** Start **

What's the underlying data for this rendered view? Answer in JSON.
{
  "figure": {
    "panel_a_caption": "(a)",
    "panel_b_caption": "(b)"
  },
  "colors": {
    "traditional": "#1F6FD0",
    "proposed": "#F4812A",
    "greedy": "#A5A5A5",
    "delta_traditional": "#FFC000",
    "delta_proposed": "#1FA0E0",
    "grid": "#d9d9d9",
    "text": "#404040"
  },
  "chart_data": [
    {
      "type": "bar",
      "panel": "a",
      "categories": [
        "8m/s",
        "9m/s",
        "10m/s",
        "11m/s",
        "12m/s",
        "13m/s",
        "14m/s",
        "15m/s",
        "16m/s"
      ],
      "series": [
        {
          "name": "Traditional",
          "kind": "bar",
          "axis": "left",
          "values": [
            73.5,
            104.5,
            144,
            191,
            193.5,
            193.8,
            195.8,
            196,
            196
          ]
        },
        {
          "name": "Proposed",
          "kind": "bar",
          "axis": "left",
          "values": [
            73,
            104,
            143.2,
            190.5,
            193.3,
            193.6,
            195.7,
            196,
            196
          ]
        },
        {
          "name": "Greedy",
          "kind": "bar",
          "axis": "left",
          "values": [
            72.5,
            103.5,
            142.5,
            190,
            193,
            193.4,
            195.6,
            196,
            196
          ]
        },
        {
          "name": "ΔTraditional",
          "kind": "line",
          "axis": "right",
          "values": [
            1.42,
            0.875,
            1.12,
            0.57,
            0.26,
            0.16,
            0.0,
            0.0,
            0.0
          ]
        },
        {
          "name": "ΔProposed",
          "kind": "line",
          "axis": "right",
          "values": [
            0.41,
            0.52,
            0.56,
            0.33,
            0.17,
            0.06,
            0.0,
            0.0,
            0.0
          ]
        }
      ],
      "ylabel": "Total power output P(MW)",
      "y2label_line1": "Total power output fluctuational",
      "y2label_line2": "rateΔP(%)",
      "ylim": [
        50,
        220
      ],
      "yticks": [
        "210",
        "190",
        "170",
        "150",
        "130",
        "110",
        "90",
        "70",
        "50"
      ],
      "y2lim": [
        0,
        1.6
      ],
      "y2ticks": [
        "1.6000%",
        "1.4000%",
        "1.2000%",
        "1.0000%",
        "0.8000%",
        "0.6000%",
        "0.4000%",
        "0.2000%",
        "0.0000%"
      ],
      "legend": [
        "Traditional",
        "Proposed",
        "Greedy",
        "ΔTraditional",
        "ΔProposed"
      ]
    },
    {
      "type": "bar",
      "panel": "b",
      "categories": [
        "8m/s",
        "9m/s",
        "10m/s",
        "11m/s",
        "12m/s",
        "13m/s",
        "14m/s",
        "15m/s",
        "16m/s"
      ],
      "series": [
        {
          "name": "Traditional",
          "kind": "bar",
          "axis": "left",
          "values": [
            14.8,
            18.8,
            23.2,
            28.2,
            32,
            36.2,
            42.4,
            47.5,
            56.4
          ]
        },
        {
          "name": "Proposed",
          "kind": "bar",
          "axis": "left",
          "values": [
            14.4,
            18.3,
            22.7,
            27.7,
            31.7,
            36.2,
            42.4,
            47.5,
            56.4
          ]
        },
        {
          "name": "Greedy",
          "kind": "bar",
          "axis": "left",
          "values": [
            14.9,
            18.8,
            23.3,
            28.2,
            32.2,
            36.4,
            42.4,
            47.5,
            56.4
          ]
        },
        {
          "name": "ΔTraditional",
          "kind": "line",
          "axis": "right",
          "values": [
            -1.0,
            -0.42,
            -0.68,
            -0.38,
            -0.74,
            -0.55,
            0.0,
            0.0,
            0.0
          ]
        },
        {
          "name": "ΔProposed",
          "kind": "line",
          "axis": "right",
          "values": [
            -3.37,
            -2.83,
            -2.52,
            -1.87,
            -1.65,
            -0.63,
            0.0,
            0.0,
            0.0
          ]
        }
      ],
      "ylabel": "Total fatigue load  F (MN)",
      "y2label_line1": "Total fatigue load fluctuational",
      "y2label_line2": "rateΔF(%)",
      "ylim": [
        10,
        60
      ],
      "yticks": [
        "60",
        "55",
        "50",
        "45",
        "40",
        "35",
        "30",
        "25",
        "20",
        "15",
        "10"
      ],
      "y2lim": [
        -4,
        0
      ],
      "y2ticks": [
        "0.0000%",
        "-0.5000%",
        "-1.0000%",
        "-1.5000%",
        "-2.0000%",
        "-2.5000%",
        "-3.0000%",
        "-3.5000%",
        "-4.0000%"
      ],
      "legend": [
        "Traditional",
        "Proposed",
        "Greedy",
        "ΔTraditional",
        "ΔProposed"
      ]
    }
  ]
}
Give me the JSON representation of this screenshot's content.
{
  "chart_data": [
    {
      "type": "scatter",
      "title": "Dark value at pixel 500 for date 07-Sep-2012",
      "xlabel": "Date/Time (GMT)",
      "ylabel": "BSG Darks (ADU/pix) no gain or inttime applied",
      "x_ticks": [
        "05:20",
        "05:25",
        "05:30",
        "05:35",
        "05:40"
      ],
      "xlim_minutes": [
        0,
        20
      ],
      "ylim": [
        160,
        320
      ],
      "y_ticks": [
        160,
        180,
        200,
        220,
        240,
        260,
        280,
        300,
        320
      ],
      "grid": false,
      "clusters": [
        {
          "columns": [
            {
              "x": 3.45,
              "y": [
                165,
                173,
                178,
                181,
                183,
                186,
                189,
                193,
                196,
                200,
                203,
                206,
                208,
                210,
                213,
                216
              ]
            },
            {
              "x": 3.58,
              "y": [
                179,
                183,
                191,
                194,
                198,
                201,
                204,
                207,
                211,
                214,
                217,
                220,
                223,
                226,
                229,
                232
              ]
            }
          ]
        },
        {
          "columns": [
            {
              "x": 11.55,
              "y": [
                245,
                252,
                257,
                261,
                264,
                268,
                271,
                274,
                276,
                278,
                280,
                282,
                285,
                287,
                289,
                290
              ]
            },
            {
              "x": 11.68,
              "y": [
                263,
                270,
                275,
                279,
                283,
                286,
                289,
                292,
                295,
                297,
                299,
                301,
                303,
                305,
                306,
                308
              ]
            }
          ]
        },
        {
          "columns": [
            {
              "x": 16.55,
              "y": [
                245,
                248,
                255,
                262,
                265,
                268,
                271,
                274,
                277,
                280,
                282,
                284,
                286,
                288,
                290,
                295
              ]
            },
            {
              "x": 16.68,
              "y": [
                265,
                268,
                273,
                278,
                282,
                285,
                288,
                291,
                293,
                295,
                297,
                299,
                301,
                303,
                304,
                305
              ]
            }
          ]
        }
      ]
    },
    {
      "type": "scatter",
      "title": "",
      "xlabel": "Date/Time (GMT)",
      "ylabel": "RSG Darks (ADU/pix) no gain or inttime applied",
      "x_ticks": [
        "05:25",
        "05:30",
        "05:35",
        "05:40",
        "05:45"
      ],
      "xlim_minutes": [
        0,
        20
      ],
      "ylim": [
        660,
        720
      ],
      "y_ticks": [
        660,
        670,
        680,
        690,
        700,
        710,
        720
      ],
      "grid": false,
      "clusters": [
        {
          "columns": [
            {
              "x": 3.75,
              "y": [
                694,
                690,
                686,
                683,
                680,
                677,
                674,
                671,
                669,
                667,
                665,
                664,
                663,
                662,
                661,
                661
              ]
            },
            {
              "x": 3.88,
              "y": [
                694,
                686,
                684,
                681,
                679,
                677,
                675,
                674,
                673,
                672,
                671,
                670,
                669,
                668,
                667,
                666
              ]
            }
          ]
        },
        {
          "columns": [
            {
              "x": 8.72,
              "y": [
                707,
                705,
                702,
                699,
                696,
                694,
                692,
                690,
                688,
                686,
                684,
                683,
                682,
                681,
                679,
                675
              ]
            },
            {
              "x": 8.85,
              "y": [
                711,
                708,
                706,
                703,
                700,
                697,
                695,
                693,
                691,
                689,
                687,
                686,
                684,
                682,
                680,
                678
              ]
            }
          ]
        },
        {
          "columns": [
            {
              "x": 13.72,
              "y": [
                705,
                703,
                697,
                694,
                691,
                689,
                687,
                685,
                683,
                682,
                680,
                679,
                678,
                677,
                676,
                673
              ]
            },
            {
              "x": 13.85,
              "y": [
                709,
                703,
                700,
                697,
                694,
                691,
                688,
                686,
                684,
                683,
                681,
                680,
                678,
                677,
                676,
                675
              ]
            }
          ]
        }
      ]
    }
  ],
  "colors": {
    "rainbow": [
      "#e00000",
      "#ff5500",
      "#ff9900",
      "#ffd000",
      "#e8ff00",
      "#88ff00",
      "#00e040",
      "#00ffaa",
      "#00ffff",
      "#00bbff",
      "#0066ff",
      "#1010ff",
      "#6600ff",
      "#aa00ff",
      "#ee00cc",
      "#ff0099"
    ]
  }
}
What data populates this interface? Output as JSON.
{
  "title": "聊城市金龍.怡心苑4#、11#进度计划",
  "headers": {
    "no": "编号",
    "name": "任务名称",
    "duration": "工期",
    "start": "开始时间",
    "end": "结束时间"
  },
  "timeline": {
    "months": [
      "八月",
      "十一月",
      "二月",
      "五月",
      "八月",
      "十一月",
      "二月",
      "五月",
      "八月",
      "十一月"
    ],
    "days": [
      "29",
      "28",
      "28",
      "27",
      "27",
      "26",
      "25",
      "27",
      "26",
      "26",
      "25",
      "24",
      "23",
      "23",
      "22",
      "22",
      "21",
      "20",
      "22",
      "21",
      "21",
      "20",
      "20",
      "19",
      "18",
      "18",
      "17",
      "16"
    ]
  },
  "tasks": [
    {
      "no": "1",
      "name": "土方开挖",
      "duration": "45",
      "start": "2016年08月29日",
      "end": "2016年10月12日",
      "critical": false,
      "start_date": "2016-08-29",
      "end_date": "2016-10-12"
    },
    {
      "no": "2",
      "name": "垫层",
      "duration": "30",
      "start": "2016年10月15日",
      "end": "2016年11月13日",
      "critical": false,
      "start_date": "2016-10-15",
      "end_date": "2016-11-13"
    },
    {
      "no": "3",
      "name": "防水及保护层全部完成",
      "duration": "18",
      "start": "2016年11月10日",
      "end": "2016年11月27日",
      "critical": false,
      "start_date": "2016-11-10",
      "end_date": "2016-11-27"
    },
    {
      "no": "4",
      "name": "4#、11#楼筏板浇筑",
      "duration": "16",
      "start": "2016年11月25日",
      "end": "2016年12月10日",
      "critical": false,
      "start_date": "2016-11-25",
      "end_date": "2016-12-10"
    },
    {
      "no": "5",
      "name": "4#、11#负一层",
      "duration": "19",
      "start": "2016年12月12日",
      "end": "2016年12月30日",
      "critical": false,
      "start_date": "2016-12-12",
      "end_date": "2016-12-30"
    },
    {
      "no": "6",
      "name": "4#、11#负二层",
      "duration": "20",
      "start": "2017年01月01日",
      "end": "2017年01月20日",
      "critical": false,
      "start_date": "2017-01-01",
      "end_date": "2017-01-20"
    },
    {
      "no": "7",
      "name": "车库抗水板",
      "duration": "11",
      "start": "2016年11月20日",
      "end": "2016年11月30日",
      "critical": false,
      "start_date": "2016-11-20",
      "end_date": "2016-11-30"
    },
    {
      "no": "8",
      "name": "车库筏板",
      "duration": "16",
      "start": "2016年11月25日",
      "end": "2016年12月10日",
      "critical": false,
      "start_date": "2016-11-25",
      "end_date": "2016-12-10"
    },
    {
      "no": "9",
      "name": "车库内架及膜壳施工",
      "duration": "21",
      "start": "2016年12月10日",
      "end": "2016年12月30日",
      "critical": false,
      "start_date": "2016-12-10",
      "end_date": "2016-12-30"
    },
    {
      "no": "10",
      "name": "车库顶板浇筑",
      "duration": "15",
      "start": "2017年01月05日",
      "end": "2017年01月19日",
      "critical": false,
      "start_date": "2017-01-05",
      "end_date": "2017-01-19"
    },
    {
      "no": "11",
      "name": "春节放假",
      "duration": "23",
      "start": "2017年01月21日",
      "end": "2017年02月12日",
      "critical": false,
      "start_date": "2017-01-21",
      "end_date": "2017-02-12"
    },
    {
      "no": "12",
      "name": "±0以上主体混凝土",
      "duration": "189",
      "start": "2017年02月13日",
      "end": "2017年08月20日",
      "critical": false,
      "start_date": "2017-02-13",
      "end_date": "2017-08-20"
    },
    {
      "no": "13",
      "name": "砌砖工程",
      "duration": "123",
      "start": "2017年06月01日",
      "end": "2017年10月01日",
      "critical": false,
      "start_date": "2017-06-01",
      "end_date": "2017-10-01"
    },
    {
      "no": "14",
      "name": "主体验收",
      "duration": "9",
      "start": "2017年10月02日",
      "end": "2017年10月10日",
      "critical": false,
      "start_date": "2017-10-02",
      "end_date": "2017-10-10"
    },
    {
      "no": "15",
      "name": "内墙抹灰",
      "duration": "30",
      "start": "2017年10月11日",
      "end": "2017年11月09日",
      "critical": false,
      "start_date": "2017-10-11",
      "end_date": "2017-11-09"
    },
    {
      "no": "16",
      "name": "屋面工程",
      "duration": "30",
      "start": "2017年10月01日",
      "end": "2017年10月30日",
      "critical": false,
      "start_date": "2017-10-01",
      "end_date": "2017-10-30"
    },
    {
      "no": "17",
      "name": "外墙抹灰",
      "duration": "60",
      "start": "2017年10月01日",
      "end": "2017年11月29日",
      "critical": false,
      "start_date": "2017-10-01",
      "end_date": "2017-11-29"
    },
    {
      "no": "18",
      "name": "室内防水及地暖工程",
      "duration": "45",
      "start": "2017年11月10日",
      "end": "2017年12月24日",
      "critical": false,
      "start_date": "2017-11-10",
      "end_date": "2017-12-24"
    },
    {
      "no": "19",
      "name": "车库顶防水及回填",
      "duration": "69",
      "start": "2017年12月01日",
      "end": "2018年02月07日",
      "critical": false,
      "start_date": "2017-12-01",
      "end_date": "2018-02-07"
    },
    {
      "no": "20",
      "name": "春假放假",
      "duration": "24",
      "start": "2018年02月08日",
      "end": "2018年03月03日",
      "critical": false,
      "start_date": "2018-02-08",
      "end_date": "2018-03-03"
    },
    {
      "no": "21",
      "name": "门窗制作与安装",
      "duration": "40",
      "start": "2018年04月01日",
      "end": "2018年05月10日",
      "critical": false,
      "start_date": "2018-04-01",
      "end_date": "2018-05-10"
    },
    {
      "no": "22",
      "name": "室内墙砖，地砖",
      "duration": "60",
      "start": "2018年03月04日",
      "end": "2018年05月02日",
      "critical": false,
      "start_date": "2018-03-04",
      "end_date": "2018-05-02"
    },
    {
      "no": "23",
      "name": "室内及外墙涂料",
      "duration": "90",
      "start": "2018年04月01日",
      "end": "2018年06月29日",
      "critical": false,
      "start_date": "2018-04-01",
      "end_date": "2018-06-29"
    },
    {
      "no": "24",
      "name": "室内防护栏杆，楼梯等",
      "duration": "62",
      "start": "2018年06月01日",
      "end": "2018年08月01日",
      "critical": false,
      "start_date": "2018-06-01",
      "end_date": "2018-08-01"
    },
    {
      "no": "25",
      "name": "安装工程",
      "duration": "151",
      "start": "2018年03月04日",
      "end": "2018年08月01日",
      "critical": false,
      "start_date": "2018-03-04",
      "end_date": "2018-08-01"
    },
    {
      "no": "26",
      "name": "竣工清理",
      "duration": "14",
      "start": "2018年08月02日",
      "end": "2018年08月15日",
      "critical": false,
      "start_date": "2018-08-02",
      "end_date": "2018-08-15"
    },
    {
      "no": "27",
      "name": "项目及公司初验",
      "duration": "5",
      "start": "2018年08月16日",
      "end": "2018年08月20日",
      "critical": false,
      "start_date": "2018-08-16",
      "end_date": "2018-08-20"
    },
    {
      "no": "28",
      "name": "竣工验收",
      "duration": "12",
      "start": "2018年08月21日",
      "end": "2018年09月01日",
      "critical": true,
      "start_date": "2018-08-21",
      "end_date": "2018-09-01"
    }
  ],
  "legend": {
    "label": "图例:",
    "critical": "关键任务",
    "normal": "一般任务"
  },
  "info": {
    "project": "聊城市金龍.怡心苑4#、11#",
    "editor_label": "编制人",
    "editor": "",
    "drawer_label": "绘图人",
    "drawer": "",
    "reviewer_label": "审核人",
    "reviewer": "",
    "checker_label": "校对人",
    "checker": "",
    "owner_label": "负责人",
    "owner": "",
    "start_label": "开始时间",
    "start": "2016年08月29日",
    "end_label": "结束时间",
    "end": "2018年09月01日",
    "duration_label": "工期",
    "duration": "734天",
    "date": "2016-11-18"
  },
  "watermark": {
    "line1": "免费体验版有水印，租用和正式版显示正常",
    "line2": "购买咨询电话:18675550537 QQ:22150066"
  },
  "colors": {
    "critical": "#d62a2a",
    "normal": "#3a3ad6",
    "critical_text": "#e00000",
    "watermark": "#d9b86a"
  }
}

** End **

◆ Objective ◆
Report how many lines in the data include the word "Total", and give nothing but the count.

◆ Result of the exercise ◆
4